* start INFORMATION SUPPLIED *
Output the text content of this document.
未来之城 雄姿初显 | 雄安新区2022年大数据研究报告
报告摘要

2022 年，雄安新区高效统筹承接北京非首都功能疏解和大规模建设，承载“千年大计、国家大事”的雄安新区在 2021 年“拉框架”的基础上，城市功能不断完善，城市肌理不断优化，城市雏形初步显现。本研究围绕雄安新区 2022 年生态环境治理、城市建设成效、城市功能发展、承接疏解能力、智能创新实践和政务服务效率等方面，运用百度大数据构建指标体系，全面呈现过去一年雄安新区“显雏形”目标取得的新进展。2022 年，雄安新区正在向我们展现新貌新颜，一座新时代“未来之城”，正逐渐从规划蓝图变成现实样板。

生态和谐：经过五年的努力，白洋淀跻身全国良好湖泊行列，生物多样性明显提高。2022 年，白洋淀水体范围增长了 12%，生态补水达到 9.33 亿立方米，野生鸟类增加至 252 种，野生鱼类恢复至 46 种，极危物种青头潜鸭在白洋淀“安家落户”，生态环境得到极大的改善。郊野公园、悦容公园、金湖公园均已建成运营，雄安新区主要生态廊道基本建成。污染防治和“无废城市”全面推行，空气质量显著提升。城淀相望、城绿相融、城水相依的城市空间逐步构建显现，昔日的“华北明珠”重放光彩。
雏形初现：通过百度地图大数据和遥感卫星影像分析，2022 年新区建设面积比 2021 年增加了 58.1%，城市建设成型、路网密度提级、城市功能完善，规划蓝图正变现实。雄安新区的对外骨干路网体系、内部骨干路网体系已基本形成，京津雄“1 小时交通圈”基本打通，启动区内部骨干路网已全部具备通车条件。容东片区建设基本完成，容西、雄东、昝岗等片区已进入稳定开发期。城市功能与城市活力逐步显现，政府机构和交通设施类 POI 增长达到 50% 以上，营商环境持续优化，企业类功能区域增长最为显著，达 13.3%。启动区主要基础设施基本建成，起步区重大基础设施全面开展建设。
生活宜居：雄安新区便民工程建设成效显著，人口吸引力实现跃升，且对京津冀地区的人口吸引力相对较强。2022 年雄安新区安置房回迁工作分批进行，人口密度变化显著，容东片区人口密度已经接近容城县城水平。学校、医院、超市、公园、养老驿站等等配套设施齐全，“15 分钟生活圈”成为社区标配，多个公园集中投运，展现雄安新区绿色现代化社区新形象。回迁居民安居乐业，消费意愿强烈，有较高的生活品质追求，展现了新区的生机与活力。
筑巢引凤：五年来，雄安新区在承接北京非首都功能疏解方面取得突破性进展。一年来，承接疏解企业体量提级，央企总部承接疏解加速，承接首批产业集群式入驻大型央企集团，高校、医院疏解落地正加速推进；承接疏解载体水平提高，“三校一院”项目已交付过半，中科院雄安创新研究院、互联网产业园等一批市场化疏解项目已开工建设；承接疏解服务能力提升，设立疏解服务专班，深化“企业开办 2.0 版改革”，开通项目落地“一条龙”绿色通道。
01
* end INFORMATION SUPPLIED *
# [WHAT IS EXPECTED]
Can you give every line above again, exactly as written?

# [SOLUTION BELOW]
Output the text content of this document.
未来之城 雄姿初显 | 雄安新区2022年大数据研究报告
报告摘要

2022 年，雄安新区高效统筹承接北京非首都功能疏解和大规模建设，承载“千年大计、国家大事”的雄安新区在 2021 年“拉框架”的基础上，城市功能不断完善，城市肌理不断优化，城市雏形初步显现。本研究围绕雄安新区 2022 年生态环境治理、城市建设成效、城市功能发展、承接疏解能力、智能创新实践和政务服务效率等方面，运用百度大数据构建指标体系，全面呈现过去一年雄安新区“显雏形”目标取得的新进展。2022 年，雄安新区正在向我们展现新貌新颜，一座新时代“未来之城”，正逐渐从规划蓝图变成现实样板。

生态和谐：经过五年的努力，白洋淀跻身全国良好湖泊行列，生物多样性明显提高。2022 年，白洋淀水体范围增长了 12%，生态补水达到 9.33 亿立方米，野生鸟类增加至 252 种，野生鱼类恢复至 46 种，极危物种青头潜鸭在白洋淀“安家落户”，生态环境得到极大的改善。郊野公园、悦容公园、金湖公园均已建成运营，雄安新区主要生态廊道基本建成。污染防治和“无废城市”全面推行，空气质量显著提升。城淀相望、城绿相融、城水相依的城市空间逐步构建显现，昔日的“华北明珠”重放光彩。
雏形初现：通过百度地图大数据和遥感卫星影像分析，2022 年新区建设面积比 2021 年增加了 58.1%，城市建设成型、路网密度提级、城市功能完善，规划蓝图正变现实。雄安新区的对外骨干路网体系、内部骨干路网体系已基本形成，京津雄“1 小时交通圈”基本打通，启动区内部骨干路网已全部具备通车条件。容东片区建设基本完成，容西、雄东、昝岗等片区已进入稳定开发期。城市功能与城市活力逐步显现，政府机构和交通设施类 POI 增长达到 50% 以上，营商环境持续优化，企业类功能区域增长最为显著，达 13.3%。启动区主要基础设施基本建成，起步区重大基础设施全面开展建设。
生活宜居：雄安新区便民工程建设成效显著，人口吸引力实现跃升，且对京津冀地区的人口吸引力相对较强。2022 年雄安新区安置房回迁工作分批进行，人口密度变化显著，容东片区人口密度已经接近容城县城水平。学校、医院、超市、公园、养老驿站等等配套设施齐全，“15 分钟生活圈”成为社区标配，多个公园集中投运，展现雄安新区绿色现代化社区新形象。回迁居民安居乐业，消费意愿强烈，有较高的生活品质追求，展现了新区的生机与活力。
筑巢引凤：五年来，雄安新区在承接北京非首都功能疏解方面取得突破性进展。一年来，承接疏解企业体量提级，央企总部承接疏解加速，承接首批产业集群式入驻大型央企集团，高校、医院疏解落地正加速推进；承接疏解载体水平提高，“三校一院”项目已交付过半，中科院雄安创新研究院、互联网产业园等一批市场化疏解项目已开工建设；承接疏解服务能力提升，设立疏解服务专班，深化“企业开办 2.0 版改革”，开通项目落地“一条龙”绿色通道。
01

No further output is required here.